From THE JERUSALEM POST, May. 15, 2007, by Associated Press...
Diplomats from 11 countries agreed Tuesday to bypass legal obstacles and begin distributing electronic copies of documents from a restricted Nazi archive, making them available to Holocaust researchers for the first time in more than a half century.
The countries governing the archive, kept by the International Tracing Service, voted to begin transferring scanned documents as soon as they are ready so that receiving institutions can begin preparing them for public use. The decision circumvents the requirement to withhold the documents until all 11 countries ratify the 2006 treaty amendments that enabled the unsealing of the documents. Ratification is still pending in four countries, and Tuesday's vote was likely to shave several months from the distribution timetable.
Yad Vashem, which sent a representative to the meeting, welcomed the decision. "I am delighted to see this project moving forward," said the memorial's director Avner Shalev.
Until now, the files maintained in the central German town of Bad Arolsen have been used to track missing people, reunited families, and later to validate restitution claims. The Tracing Service is an arm of the International Committee of the Red Cross.

☆ ☆ ☆ ☆ ☆

## Your objective
Copy the Nazi archive news report word for word between "The countries governing" and "the distribution timetable.", inclusive.

## Material supplied
☆ ☆ ☆ ☆ ☆

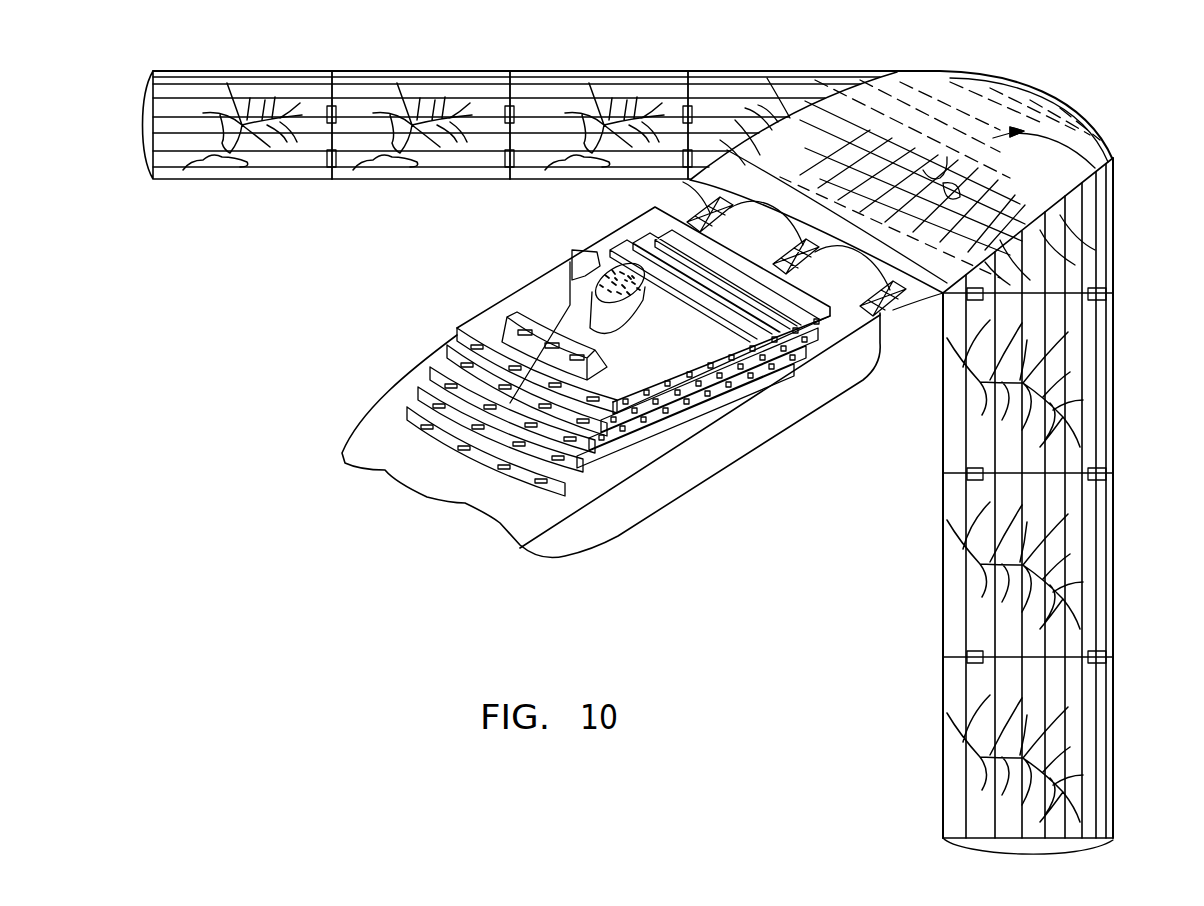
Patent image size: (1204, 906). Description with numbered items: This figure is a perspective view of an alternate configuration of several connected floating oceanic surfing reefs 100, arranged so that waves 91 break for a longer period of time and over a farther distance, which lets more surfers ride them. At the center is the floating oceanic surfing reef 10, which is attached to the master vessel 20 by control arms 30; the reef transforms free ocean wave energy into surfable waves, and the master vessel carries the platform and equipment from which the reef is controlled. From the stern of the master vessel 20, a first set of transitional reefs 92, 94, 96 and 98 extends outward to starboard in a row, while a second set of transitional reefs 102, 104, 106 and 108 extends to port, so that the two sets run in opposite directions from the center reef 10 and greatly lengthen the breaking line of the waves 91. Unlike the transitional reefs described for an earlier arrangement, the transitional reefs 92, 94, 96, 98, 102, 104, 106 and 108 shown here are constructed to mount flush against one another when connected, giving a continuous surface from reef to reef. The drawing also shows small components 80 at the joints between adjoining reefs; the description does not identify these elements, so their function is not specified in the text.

The several connected floating oceanic surfing reefs 100 is at (897, 49).
The floating oceanic surfing reef 10 is at (1062, 100).
The waves 91 is at (1115, 158).
The transitional reef 92 is at (737, 72).
The transitional reef 94 is at (552, 72).
The transitional reef 96 is at (400, 72).
The transitional reef 98 is at (208, 72).
The clips 80 is at (670, 28).
The transitional reef 102 is at (1115, 248).
The transitional reef 104 is at (1115, 383).
The transitional reef 106 is at (1115, 573).
The transitional reef 108 is at (1115, 745).
The control arms 30 is at (893, 312).
The master vessel 20 is at (380, 402).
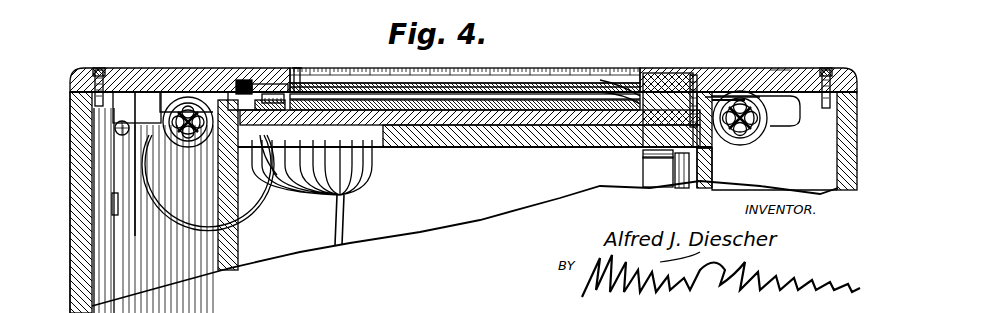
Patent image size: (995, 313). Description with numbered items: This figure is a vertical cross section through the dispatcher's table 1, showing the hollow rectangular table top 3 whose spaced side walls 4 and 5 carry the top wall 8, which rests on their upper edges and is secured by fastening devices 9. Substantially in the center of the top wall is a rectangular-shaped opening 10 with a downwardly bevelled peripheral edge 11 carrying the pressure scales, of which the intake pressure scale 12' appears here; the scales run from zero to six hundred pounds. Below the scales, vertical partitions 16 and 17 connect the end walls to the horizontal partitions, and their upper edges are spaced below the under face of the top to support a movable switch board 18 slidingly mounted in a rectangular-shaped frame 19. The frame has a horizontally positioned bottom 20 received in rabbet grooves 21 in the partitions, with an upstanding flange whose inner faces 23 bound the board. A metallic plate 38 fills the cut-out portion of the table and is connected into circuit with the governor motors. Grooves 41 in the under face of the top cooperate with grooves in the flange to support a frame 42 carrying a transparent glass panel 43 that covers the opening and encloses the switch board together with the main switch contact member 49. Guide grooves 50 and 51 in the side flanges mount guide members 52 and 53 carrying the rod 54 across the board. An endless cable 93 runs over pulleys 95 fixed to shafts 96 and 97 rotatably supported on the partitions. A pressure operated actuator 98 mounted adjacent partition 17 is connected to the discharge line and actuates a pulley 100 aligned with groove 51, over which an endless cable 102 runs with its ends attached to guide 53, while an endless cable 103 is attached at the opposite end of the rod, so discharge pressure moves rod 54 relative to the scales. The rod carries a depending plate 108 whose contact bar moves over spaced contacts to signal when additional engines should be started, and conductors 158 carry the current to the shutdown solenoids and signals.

The table 1 is at (76, 88).
The table top 3 is at (72, 261).
The side wall 4 is at (80, 180).
The side wall 5 is at (859, 96).
The top wall 8 is at (764, 70).
The fastening devices 9 is at (100, 69).
The rectangular-shaped opening 10 is at (300, 82).
The downwardly bevelled peripheral edge 11 is at (607, 82).
The intake pressure scale 12' is at (465, 58).
The vertical partition 16 is at (234, 268).
The vertical partition 17 is at (720, 182).
The movable switch board 18 is at (513, 128).
The rectangular-shaped frame 19 is at (662, 90).
The bottom 20 is at (472, 142).
The rabbet grooves 21 is at (221, 168).
The inner faces 23 is at (276, 178).
The metallic plate 38 is at (533, 106).
The grooves 41 is at (297, 75).
The frame 42 is at (262, 96).
The glass panel 43 is at (494, 86).
The main switch contact member 49 is at (471, 92).
The guide groove 50 is at (238, 88).
The guide groove 51 is at (740, 90).
The guide member 52 is at (226, 96).
The guide member 53 is at (714, 80).
The rod 54 is at (448, 96).
The endless cable 93 is at (586, 150).
The pulley 95 is at (178, 100).
The shaft 96 is at (166, 108).
The shaft 97 is at (763, 121).
The pressure operated actuator 98 is at (660, 183).
The pulley 100 is at (713, 165).
The endless cable 102 is at (700, 88).
The endless cable 103 is at (241, 88).
The depending plate 108 is at (264, 92).
The conductors 158 is at (372, 183).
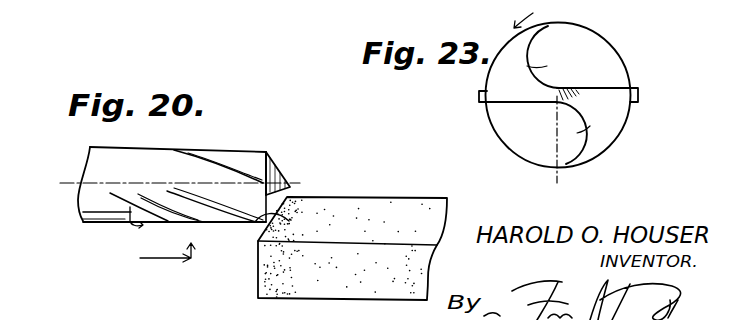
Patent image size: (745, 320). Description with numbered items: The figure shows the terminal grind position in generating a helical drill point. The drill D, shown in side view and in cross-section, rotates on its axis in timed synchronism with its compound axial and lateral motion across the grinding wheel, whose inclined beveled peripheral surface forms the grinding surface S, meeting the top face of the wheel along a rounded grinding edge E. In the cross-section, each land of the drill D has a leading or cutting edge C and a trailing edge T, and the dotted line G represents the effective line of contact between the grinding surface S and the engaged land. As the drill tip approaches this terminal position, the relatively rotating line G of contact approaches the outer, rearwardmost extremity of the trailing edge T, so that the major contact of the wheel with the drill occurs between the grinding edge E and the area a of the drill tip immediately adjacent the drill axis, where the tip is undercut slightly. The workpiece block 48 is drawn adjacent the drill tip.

☆ ☆ ☆ ☆ ☆

## Task answer
The countries governing the archive, kept by the International Tracing Service, voted to begin transferring scanned documents as soon as they are ready so that receiving institutions can begin preparing them for public use. The decision circumvents the requirement to withhold the documents until all 11 countries ratify the 2006 treaty amendments that enabled the unsealing of the documents. Ratification is still pending in four countries, and Tuesday's vote was likely to shave several months from the distribution timetable.